### [PROBLEM TO WORK ON]
Return each line of the listing that contains the string "Special".

### [EXERCISE INPUTS]
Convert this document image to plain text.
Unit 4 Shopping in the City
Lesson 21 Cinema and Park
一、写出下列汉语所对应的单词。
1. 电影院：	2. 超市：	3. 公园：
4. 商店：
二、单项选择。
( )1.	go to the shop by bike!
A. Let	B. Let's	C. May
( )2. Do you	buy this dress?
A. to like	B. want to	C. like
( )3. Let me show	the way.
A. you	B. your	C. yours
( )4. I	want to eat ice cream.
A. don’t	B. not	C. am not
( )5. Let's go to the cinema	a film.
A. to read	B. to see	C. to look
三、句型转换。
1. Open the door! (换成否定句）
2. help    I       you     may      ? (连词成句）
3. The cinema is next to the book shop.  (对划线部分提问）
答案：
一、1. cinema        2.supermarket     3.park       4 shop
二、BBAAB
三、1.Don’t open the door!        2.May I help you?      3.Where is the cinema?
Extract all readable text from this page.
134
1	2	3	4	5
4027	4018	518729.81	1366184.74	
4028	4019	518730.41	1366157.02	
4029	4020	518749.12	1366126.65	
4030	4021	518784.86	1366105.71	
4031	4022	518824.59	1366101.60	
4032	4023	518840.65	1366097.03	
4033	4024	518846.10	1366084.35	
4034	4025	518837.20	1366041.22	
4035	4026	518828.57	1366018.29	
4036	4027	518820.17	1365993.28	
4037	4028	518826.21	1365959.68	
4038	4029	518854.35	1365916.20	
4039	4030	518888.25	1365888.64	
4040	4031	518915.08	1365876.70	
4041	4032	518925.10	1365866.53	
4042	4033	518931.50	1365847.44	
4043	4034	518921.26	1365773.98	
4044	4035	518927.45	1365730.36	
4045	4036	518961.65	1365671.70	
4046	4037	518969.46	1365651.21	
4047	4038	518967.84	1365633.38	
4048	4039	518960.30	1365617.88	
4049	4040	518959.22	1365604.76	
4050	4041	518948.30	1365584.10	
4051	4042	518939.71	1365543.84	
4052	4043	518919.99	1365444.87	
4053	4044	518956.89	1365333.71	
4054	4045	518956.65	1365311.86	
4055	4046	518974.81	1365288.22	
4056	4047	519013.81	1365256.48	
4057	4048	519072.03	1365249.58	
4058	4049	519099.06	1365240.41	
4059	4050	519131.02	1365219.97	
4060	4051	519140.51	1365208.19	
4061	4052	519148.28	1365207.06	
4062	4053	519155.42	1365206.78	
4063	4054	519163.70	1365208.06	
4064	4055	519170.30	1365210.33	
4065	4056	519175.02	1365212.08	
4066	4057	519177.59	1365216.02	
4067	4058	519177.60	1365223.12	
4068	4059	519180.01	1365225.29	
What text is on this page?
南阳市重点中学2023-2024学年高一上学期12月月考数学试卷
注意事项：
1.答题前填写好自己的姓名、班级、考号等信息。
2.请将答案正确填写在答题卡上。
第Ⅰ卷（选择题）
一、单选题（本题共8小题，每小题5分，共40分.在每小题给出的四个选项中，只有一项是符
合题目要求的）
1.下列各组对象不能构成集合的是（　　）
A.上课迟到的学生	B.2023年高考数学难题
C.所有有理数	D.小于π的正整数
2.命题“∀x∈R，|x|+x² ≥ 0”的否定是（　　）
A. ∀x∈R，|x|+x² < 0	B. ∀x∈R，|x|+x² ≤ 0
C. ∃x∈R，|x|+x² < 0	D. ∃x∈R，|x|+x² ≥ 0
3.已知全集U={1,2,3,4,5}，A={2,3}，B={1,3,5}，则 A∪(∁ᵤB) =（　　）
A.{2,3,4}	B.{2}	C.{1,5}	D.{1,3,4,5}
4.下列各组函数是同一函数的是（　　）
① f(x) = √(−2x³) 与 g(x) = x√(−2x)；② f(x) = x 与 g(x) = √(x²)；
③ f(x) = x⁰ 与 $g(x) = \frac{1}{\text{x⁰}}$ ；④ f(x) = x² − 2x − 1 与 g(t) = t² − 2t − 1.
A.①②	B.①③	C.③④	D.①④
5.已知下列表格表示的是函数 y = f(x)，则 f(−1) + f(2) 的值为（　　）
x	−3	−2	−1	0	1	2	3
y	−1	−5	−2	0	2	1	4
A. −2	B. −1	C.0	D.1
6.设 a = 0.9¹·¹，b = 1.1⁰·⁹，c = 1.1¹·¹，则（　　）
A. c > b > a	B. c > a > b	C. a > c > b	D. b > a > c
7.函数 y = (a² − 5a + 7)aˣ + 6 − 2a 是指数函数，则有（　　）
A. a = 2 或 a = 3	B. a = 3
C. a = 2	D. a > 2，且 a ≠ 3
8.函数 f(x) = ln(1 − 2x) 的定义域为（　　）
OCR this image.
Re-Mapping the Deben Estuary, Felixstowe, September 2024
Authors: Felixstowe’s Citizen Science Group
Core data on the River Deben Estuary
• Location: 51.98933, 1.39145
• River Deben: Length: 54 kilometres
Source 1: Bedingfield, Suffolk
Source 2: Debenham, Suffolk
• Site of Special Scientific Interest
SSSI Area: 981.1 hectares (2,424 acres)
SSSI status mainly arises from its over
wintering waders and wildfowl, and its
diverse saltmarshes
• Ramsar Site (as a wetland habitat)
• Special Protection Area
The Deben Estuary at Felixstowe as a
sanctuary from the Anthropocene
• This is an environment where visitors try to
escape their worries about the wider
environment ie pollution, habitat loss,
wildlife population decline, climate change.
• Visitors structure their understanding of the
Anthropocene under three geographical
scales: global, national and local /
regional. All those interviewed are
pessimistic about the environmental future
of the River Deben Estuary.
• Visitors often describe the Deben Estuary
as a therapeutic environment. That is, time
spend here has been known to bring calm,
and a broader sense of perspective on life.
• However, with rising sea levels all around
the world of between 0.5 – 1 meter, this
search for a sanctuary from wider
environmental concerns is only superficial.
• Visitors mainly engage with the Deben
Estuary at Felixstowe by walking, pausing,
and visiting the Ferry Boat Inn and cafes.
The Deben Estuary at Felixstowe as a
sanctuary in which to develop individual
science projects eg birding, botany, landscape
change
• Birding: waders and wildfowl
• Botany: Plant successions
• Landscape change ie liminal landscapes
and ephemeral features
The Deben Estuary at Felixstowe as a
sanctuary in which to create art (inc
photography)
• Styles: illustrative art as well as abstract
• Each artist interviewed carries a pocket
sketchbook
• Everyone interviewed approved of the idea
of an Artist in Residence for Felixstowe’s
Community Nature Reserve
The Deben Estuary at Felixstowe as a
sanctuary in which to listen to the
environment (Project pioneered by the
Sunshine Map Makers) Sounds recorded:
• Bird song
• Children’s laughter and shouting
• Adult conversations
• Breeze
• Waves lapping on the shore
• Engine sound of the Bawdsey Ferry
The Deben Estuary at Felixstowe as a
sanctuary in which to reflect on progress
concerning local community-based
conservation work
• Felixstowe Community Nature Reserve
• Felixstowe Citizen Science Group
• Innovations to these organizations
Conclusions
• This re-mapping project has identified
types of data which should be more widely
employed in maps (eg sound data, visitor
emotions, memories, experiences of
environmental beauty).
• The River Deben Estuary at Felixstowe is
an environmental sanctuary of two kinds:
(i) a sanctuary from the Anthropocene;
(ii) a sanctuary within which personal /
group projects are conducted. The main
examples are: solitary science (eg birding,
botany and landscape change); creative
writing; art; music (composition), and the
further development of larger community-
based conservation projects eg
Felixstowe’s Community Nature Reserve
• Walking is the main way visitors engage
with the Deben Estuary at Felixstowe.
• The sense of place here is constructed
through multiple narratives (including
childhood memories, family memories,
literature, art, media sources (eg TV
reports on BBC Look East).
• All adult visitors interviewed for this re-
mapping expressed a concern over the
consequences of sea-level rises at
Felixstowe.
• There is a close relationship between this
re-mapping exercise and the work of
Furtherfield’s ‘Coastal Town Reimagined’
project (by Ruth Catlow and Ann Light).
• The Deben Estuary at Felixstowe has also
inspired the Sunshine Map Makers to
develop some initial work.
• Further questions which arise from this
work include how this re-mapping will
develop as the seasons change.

### [ANSWER TO THE TASK]
• Site of Special Scientific Interest
• Special Protection Area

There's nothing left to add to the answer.